EXERCISE: Would you transcribe the listing that follows, character for character, and omit its images?

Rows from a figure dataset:
╔══
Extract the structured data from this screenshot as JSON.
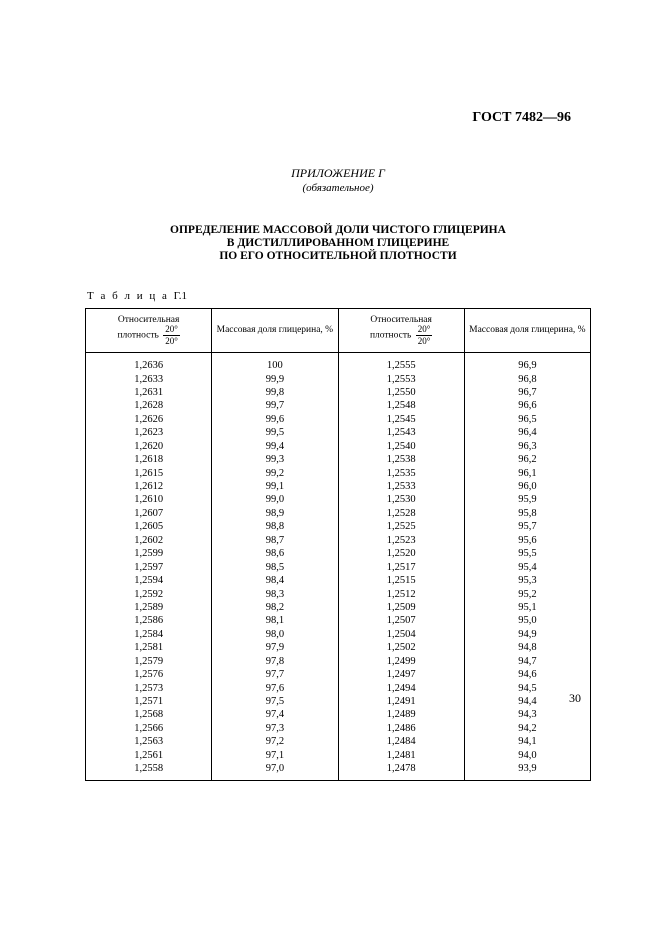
{
  "doc_id": "ГОСТ 7482—96",
  "appendix_label": "ПРИЛОЖЕНИЕ Г",
  "appendix_sub": "(обязательное)",
  "main_title_line1": "ОПРЕДЕЛЕНИЕ МАССОВОЙ ДОЛИ ЧИСТОГО ГЛИЦЕРИНА",
  "main_title_line2": "В ДИСТИЛЛИРОВАННОМ ГЛИЦЕРИНЕ",
  "main_title_line3": "ПО ЕГО ОТНОСИТЕЛЬНОЙ ПЛОТНОСТИ",
  "table_label_word": "Т а б л и ц а",
  "table_label_num": "Г.1",
  "header_col1_a": "Относительная",
  "header_col1_b": "плотность",
  "header_frac_top": "20°",
  "header_frac_bot": "20°",
  "header_col2": "Массовая доля глицерина, %",
  "page_number": "30",
  "columns": [
    "density1",
    "percent1",
    "density2",
    "percent2"
  ],
  "rows": [
    [
      "1,2636",
      "100",
      "1,2555",
      "96,9"
    ],
    [
      "1,2633",
      "99,9",
      "1,2553",
      "96,8"
    ],
    [
      "1,2631",
      "99,8",
      "1,2550",
      "96,7"
    ],
    [
      "1,2628",
      "99,7",
      "1,2548",
      "96,6"
    ],
    [
      "1,2626",
      "99,6",
      "1,2545",
      "96,5"
    ],
    [
      "1,2623",
      "99,5",
      "1,2543",
      "96,4"
    ],
    [
      "1,2620",
      "99,4",
      "1,2540",
      "96,3"
    ],
    [
      "1,2618",
      "99,3",
      "1,2538",
      "96,2"
    ],
    [
      "1,2615",
      "99,2",
      "1,2535",
      "96,1"
    ],
    [
      "1,2612",
      "99,1",
      "1,2533",
      "96,0"
    ],
    [
      "1,2610",
      "99,0",
      "1,2530",
      "95,9"
    ],
    [
      "1,2607",
      "98,9",
      "1,2528",
      "95,8"
    ],
    [
      "1,2605",
      "98,8",
      "1,2525",
      "95,7"
    ],
    [
      "1,2602",
      "98,7",
      "1,2523",
      "95,6"
    ],
    [
      "1,2599",
      "98,6",
      "1,2520",
      "95,5"
    ],
    [
      "1,2597",
      "98,5",
      "1,2517",
      "95,4"
    ],
    [
      "1,2594",
      "98,4",
      "1,2515",
      "95,3"
    ],
    [
      "1,2592",
      "98,3",
      "1,2512",
      "95,2"
    ],
    [
      "1,2589",
      "98,2",
      "1,2509",
      "95,1"
    ],
    [
      "1,2586",
      "98,1",
      "1,2507",
      "95,0"
    ],
    [
      "1,2584",
      "98,0",
      "1,2504",
      "94,9"
    ],
    [
      "1,2581",
      "97,9",
      "1,2502",
      "94,8"
    ],
    [
      "1,2579",
      "97,8",
      "1,2499",
      "94,7"
    ],
    [
      "1,2576",
      "97,7",
      "1,2497",
      "94,6"
    ],
    [
      "1,2573",
      "97,6",
      "1,2494",
      "94,5"
    ],
    [
      "1,2571",
      "97,5",
      "1,2491",
      "94,4"
    ],
    [
      "1,2568",
      "97,4",
      "1,2489",
      "94,3"
    ],
    [
      "1,2566",
      "97,3",
      "1,2486",
      "94,2"
    ],
    [
      "1,2563",
      "97,2",
      "1,2484",
      "94,1"
    ],
    [
      "1,2561",
      "97,1",
      "1,2481",
      "94,0"
    ],
    [
      "1,2558",
      "97,0",
      "1,2478",
      "93,9"
    ]
  ],
  "style": {
    "font_family": "Times New Roman",
    "text_color": "#000000",
    "background_color": "#ffffff",
    "doc_id_fontsize": 14,
    "title_fontsize": 11.5,
    "table_fontsize": 10.5,
    "header_fontsize": 9.5,
    "border_color": "#000000",
    "col_widths_pct": [
      25,
      25,
      25,
      25
    ]
  }
}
╚══
WRITTEN RESPONSE:
Extract the structured data from this screenshot as JSON.
{
  "doc_id": "ГОСТ 7482—96",
  "appendix_label": "ПРИЛОЖЕНИЕ Г",
  "appendix_sub": "(обязательное)",
  "main_title_line1": "ОПРЕДЕЛЕНИЕ МАССОВОЙ ДОЛИ ЧИСТОГО ГЛИЦЕРИНА",
  "main_title_line2": "В ДИСТИЛЛИРОВАННОМ ГЛИЦЕРИНЕ",
  "main_title_line3": "ПО ЕГО ОТНОСИТЕЛЬНОЙ ПЛОТНОСТИ",
  "table_label_word": "Т а б л и ц а",
  "table_label_num": "Г.1",
  "header_col1_a": "Относительная",
  "header_col1_b": "плотность",
  "header_frac_top": "20°",
  "header_frac_bot": "20°",
  "header_col2": "Массовая доля глицерина, %",
  "page_number": "30",
  "columns": [
    "density1",
    "percent1",
    "density2",
    "percent2"
  ],
  "rows": [
    [
      "1,2636",
      "100",
      "1,2555",
      "96,9"
    ],
    [
      "1,2633",
      "99,9",
      "1,2553",
      "96,8"
    ],
    [
      "1,2631",
      "99,8",
      "1,2550",
      "96,7"
    ],
    [
      "1,2628",
      "99,7",
      "1,2548",
      "96,6"
    ],
    [
      "1,2626",
      "99,6",
      "1,2545",
      "96,5"
    ],
    [
      "1,2623",
      "99,5",
      "1,2543",
      "96,4"
    ],
    [
      "1,2620",
      "99,4",
      "1,2540",
      "96,3"
    ],
    [
      "1,2618",
      "99,3",
      "1,2538",
      "96,2"
    ],
    [
      "1,2615",
      "99,2",
      "1,2535",
      "96,1"
    ],
    [
      "1,2612",
      "99,1",
      "1,2533",
      "96,0"
    ],
    [
      "1,2610",
      "99,0",
      "1,2530",
      "95,9"
    ],
    [
      "1,2607",
      "98,9",
      "1,2528",
      "95,8"
    ],
    [
      "1,2605",
      "98,8",
      "1,2525",
      "95,7"
    ],
    [
      "1,2602",
      "98,7",
      "1,2523",
      "95,6"
    ],
    [
      "1,2599",
      "98,6",
      "1,2520",
      "95,5"
    ],
    [
      "1,2597",
      "98,5",
      "1,2517",
      "95,4"
    ],
    [
      "1,2594",
      "98,4",
      "1,2515",
      "95,3"
    ],
    [
      "1,2592",
      "98,3",
      "1,2512",
      "95,2"
    ],
    [
      "1,2589",
      "98,2",
      "1,2509",
      "95,1"
    ],
    [
      "1,2586",
      "98,1",
      "1,2507",
      "95,0"
    ],
    [
      "1,2584",
      "98,0",
      "1,2504",
      "94,9"
    ],
    [
      "1,2581",
      "97,9",
      "1,2502",
      "94,8"
    ],
    [
      "1,2579",
      "97,8",
      "1,2499",
      "94,7"
    ],
    [
      "1,2576",
      "97,7",
      "1,2497",
      "94,6"
    ],
    [
      "1,2573",
      "97,6",
      "1,2494",
      "94,5"
    ],
    [
      "1,2571",
      "97,5",
      "1,2491",
      "94,4"
    ],
    [
      "1,2568",
      "97,4",
      "1,2489",
      "94,3"
    ],
    [
      "1,2566",
      "97,3",
      "1,2486",
      "94,2"
    ],
    [
      "1,2563",
      "97,2",
      "1,2484",
      "94,1"
    ],
    [
      "1,2561",
      "97,1",
      "1,2481",
      "94,0"
    ],
    [
      "1,2558",
      "97,0",
      "1,2478",
      "93,9"
    ]
  ],
  "style": {
    "font_family": "Times New Roman",
    "text_color": "#000000",
    "background_color": "#ffffff",
    "doc_id_fontsize": 14,
    "title_fontsize": 11.5,
    "table_fontsize": 10.5,
    "header_fontsize": 9.5,
    "border_color": "#000000",
    "col_widths_pct": [
      25,
      25,
      25,
      25
    ]
  }
}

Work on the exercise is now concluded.